#### REQUISITO 1
No trecho sobre o processo contra Deus, que cargo ocupava Ernie Chambers?
#### REQUISITO 2
Retome o trecho sobre o processo contra Deus e continue-o a partir do ponto em que termina.

#### TRECHO DO DOCUMENTO

Parece que no “salve-se quem puder”, instituído pelo individualismo capitalista, cada um se agarra com a divindade que pode para escapar do pior e ter algum sucesso na luta pela sobrevivência. As pessoas esperam em Deus, como o menino que, na prova do final de ano, escreveu que Paris é capital da Inglaterra e pediu a Deus para ganhar uma nota boa. Deus nem teve como dizer ao menino que esse milagre nem Ele, a quem chamam de todo-poderoso, pode fazer.

Há alguns anos, agências norte-americanas de notícias informaram que, em um tribunal dos Estados Unidos, Ernie Chambers, senador democrático por Nebraska, tinha aberto um processo criminal contra Deus. A acusação era que Deus provoca terremotos, furacões, guerras e nascimentos de crianças com má formação. Também Deus teria distribuído documentos, considerados sagrados, que transmitem medo e insegurança às pessoas, só com o objetivo de conseguir obediência total e servil. O processo caminhou até o Tribunal de Justiça, mas o Juiz, encarregado do processo, respondeu que não poderia abrir o processo: “Se o senhor não tem endereço postal do acusado e um número de telefone com o qual possamos nos colocar em contato com ele, não temos como convocá-lo a uma audiência e julgá-lo”.

#### EXTRATO DE DADOS
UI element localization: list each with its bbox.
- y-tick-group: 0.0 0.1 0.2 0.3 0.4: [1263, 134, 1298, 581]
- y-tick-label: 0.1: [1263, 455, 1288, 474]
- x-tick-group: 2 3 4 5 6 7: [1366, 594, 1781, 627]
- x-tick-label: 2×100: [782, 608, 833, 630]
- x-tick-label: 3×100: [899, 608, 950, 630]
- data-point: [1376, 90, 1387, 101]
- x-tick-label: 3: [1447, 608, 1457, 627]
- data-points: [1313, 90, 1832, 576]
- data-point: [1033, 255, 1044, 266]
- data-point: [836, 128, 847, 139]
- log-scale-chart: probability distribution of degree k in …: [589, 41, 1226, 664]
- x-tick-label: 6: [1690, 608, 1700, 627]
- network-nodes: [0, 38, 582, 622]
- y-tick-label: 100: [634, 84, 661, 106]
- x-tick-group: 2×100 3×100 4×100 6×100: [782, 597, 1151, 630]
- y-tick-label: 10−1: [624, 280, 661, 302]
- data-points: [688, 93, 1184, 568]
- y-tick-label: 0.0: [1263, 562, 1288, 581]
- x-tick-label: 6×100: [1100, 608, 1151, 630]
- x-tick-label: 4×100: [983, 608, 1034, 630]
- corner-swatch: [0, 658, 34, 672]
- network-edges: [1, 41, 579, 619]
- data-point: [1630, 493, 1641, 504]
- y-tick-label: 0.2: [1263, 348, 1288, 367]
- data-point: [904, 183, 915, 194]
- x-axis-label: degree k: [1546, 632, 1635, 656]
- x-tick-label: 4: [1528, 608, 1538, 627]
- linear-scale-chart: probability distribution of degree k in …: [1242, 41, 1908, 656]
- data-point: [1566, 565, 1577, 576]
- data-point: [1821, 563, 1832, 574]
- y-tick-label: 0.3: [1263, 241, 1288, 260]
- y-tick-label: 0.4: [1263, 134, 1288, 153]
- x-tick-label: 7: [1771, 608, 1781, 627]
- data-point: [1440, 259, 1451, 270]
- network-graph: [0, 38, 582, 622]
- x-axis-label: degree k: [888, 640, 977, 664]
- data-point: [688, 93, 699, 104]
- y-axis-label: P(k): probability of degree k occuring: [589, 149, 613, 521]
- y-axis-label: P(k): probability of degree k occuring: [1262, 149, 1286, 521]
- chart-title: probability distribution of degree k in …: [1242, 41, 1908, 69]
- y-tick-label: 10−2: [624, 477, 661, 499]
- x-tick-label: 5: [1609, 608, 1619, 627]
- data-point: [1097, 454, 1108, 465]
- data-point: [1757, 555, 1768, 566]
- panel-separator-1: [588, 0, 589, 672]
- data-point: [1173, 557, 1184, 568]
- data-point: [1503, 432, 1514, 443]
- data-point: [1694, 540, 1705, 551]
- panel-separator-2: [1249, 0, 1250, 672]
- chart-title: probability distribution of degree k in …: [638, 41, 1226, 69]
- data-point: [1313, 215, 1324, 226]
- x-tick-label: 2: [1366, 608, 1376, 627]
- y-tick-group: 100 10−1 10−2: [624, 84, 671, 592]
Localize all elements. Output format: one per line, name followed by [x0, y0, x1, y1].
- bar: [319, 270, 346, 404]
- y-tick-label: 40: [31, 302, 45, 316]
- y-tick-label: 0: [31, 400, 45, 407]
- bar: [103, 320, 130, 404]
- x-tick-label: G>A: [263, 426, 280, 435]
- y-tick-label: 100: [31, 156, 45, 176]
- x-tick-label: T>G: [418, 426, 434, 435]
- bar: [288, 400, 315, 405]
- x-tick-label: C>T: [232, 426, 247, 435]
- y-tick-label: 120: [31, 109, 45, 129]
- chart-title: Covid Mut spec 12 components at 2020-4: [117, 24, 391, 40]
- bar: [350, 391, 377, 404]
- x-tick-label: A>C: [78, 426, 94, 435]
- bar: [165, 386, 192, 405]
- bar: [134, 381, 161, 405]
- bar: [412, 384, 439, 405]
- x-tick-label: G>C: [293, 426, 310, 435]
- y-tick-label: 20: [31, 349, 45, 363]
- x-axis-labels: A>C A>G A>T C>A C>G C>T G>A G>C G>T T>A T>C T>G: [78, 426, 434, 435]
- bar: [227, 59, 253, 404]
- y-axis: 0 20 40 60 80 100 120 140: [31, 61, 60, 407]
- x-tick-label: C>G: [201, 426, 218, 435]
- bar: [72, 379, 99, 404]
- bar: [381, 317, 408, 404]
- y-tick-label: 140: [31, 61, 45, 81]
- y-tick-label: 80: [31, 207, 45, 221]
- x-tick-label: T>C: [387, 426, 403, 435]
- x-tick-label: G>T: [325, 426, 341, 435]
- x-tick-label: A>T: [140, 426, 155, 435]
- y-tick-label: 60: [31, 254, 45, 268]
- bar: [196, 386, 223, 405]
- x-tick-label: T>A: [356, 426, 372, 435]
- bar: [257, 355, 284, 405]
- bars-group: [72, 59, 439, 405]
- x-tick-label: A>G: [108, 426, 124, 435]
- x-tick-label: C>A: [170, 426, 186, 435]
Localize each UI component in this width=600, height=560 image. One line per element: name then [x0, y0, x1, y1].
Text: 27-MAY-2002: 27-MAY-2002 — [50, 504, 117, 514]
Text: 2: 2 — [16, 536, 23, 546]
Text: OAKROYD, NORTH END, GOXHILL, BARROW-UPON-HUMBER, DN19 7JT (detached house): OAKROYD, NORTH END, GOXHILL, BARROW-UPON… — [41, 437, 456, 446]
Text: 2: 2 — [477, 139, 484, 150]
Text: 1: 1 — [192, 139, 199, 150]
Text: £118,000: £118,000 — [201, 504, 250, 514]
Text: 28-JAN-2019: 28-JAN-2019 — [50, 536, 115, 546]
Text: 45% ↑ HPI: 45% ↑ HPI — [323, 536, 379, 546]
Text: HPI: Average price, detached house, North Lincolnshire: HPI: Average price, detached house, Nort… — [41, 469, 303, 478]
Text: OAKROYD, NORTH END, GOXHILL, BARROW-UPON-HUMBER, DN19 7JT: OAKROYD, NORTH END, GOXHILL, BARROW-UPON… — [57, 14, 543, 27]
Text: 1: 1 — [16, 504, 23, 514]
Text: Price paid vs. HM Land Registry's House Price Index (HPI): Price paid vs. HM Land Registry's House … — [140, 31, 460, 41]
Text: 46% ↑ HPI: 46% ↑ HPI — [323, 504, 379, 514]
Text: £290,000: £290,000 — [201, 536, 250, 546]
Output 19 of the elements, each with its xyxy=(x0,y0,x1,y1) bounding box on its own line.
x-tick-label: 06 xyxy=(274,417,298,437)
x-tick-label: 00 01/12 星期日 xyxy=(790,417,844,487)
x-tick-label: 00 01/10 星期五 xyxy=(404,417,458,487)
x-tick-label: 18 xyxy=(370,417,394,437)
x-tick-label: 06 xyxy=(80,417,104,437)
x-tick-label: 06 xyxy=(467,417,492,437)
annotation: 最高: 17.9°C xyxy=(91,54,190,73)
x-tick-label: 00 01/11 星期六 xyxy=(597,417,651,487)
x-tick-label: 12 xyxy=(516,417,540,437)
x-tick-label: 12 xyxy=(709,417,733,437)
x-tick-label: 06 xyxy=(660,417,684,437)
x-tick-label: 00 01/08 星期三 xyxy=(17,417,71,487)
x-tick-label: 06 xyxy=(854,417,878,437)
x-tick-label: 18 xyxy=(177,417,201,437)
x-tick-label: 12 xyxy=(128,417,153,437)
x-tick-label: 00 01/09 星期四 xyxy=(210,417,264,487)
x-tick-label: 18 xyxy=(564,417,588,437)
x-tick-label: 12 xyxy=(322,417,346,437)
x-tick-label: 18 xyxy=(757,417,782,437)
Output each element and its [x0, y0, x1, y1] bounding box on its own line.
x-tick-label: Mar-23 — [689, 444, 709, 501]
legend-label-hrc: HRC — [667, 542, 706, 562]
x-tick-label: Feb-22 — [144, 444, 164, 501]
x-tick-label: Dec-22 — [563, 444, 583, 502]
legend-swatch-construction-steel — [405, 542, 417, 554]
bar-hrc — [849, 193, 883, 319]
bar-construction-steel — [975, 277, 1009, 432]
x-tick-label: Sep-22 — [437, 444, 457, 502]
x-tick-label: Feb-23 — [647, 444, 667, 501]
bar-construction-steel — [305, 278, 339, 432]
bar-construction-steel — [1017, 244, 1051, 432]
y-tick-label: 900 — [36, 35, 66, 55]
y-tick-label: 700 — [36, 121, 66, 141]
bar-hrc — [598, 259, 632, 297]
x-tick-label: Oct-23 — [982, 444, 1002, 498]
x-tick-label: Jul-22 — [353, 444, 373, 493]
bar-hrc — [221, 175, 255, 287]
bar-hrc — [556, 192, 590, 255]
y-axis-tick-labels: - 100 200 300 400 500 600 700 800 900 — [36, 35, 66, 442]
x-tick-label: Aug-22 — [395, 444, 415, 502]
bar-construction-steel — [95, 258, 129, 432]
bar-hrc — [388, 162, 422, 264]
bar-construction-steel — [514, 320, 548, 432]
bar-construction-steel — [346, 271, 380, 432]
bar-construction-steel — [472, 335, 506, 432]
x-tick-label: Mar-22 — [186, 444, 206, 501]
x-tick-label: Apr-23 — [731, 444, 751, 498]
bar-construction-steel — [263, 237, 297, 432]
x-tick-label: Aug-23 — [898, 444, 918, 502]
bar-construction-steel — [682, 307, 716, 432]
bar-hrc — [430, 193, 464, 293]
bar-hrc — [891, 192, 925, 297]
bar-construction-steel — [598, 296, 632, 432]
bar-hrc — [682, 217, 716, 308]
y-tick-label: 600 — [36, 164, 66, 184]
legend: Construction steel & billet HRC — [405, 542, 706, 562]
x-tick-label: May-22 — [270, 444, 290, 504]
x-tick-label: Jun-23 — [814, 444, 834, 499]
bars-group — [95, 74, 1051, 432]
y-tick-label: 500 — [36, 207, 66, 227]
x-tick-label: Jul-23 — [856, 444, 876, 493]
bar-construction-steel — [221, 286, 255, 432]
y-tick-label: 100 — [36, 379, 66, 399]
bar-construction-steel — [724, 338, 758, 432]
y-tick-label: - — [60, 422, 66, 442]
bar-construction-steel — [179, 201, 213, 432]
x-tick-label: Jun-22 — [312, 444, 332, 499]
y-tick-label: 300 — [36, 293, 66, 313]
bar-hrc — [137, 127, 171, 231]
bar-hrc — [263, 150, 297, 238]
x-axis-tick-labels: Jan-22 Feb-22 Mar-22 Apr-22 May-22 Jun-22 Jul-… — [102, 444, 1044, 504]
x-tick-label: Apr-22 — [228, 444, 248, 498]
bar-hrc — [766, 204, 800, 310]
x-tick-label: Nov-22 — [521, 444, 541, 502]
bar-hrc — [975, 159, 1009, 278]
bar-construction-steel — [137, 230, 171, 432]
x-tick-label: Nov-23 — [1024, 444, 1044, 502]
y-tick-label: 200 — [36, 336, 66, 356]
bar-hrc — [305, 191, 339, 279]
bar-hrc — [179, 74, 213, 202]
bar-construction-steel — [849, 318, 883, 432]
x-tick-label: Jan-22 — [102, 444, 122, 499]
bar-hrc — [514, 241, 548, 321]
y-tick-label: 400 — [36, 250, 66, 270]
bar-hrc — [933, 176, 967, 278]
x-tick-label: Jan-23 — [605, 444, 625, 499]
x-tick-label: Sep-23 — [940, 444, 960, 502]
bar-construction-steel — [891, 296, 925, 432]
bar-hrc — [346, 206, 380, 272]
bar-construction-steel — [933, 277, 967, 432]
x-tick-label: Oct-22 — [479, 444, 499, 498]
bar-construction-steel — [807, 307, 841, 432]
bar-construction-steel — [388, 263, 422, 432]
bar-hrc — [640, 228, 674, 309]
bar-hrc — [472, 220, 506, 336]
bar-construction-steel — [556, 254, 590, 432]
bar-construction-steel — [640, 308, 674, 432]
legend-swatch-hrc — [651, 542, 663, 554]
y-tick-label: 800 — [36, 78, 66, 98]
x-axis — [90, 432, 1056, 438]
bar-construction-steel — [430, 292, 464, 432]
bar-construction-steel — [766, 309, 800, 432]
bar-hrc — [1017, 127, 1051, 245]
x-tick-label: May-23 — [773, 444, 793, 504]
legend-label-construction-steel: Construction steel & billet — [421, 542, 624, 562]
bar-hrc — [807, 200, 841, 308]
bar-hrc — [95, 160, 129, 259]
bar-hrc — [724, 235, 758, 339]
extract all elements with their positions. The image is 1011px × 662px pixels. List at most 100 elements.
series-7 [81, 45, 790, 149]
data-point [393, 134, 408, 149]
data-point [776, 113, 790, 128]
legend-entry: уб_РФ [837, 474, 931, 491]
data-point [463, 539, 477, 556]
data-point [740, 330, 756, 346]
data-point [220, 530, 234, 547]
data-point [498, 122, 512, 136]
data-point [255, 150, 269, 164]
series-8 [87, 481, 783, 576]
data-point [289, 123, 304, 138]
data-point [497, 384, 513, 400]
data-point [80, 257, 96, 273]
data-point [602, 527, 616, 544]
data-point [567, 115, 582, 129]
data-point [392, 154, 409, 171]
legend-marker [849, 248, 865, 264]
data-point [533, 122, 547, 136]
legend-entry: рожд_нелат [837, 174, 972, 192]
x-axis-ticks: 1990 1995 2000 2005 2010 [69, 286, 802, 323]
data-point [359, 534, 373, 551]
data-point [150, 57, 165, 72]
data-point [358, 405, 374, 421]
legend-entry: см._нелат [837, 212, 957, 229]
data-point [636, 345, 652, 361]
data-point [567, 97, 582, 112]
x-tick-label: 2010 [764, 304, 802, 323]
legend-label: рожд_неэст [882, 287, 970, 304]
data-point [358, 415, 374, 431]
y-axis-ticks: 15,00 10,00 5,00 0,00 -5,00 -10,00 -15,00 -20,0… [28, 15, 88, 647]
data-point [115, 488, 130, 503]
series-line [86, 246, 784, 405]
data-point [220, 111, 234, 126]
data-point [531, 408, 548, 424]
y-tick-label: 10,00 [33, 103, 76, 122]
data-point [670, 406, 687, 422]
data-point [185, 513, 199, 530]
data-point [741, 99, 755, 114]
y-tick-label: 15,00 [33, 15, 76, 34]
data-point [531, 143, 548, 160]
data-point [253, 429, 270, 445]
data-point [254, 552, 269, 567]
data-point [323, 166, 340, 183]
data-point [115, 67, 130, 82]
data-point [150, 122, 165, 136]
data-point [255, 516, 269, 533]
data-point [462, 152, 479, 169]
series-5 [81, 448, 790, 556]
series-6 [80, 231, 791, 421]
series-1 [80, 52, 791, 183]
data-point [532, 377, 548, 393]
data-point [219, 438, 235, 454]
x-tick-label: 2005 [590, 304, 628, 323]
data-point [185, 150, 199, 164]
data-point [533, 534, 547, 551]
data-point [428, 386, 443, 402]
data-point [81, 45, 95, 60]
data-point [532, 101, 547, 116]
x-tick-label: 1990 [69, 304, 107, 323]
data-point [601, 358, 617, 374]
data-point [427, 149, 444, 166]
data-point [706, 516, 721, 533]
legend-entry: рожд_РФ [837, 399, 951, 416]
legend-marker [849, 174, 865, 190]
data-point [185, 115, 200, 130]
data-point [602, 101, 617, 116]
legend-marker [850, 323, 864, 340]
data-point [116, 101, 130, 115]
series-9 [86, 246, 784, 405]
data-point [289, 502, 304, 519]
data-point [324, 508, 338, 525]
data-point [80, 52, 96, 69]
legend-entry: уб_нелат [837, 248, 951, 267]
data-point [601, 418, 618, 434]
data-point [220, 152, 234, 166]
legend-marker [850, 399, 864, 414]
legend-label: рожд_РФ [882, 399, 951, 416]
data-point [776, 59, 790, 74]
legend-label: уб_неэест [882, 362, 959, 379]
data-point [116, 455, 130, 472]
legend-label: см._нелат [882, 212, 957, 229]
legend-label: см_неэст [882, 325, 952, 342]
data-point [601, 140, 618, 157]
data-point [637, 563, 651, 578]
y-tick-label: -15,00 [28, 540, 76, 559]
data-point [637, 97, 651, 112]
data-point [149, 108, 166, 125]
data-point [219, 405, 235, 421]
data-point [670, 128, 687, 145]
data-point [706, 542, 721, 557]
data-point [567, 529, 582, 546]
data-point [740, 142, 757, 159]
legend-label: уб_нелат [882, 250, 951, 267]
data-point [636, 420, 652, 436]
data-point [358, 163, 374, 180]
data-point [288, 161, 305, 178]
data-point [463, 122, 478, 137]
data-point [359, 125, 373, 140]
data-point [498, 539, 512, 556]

#### ÁREA DE RESPOSTA 1
Ele era senador democrático por Nebraska.

#### ÁREA DE RESPOSTA 2
Isso nos lembra que, nestes dias do começo de janeiro, no Centro-oeste e em várias regiões do Brasil, os grupos de folias de Reis cantam “Deus vos salve, casa santa, onde Deus fez a morada, onde mora o cálix bento e a hóstia consagrada”. Conforme estes devotos, o endereço de Deus é a casa dos companheiros, o lugar dos pousos e da alegria da festa dos Santos Reis que foram os primeiros intelectuais do mundo a cultuar a Deus, através do menino Jesus que, conforme a tradição, acabara de nascer.

A intuição que estes pobres transmitem ao mundo em suas canções é que Deus não é todo poderoso e culpado de tudo o que acontece. Se fosse assim, eles culpariam a Deus de tantos sofrimentos e desventuras de suas próprias vidas. Ao contrário, agradecem a Deus por estar sempre com eles na resistência. O padre Ernesto Balducci, filósofo e espiritual italiano, dizia com convicção: “Enquanto não renunciarmos à ideia de um deus onipotente, não compreenderemos o que é o Natal”.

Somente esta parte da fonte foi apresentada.